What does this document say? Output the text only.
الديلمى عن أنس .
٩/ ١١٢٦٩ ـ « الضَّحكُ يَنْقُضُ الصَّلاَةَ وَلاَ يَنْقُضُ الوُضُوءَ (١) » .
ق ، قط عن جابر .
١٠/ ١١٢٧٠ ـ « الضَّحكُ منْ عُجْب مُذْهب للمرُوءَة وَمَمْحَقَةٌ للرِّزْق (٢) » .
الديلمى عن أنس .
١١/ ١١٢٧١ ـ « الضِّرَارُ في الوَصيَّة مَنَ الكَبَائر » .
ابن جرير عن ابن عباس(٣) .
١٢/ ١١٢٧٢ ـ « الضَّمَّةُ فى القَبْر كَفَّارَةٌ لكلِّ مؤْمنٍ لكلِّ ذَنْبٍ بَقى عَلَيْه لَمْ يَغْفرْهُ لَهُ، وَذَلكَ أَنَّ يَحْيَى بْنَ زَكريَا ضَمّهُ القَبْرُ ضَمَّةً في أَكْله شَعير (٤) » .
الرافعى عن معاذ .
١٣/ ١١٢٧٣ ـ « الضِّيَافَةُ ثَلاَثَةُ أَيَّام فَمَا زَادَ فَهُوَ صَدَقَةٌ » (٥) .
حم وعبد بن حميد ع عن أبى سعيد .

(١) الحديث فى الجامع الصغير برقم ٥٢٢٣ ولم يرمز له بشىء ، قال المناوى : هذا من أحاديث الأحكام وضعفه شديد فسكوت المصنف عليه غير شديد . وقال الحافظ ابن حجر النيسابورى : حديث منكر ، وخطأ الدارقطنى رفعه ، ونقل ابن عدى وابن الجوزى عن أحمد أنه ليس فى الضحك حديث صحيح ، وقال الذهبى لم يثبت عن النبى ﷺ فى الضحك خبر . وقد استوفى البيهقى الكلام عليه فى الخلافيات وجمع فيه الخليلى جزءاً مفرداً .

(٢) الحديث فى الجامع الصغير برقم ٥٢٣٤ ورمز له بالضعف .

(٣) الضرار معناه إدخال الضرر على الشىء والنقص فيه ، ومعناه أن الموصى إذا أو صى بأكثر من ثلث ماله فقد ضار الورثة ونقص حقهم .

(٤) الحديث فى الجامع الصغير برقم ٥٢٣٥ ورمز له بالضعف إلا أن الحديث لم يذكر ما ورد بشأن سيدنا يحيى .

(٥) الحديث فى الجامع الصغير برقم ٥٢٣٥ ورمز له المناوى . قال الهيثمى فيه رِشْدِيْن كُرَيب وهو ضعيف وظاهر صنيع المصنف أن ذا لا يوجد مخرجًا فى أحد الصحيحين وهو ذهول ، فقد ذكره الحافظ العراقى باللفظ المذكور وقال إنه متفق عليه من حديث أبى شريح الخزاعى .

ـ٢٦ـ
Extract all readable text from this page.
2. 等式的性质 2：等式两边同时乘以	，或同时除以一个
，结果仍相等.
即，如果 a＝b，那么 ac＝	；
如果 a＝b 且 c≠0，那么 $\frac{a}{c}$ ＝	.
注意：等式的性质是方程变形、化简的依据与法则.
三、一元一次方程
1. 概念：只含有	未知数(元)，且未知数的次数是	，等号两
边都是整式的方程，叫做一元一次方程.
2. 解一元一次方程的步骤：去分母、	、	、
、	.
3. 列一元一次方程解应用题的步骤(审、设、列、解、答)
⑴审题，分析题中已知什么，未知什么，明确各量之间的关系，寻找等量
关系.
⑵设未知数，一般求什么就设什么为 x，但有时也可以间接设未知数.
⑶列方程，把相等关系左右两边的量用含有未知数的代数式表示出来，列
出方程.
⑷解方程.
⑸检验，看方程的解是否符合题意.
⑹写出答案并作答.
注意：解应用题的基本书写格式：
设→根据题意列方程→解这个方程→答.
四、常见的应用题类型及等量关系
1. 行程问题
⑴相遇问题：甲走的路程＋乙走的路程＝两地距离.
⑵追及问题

▶ _Challenge_
Copy down every line of the material above that includes the string "بالضعف".

▶ _Output below_
(٢) الحديث فى الجامع الصغير برقم ٥٢٣٤ ورمز له بالضعف .
(٤) الحديث فى الجامع الصغير برقم ٥٢٣٥ ورمز له بالضعف إلا أن الحديث لم يذكر ما ورد بشأن سيدنا يحيى .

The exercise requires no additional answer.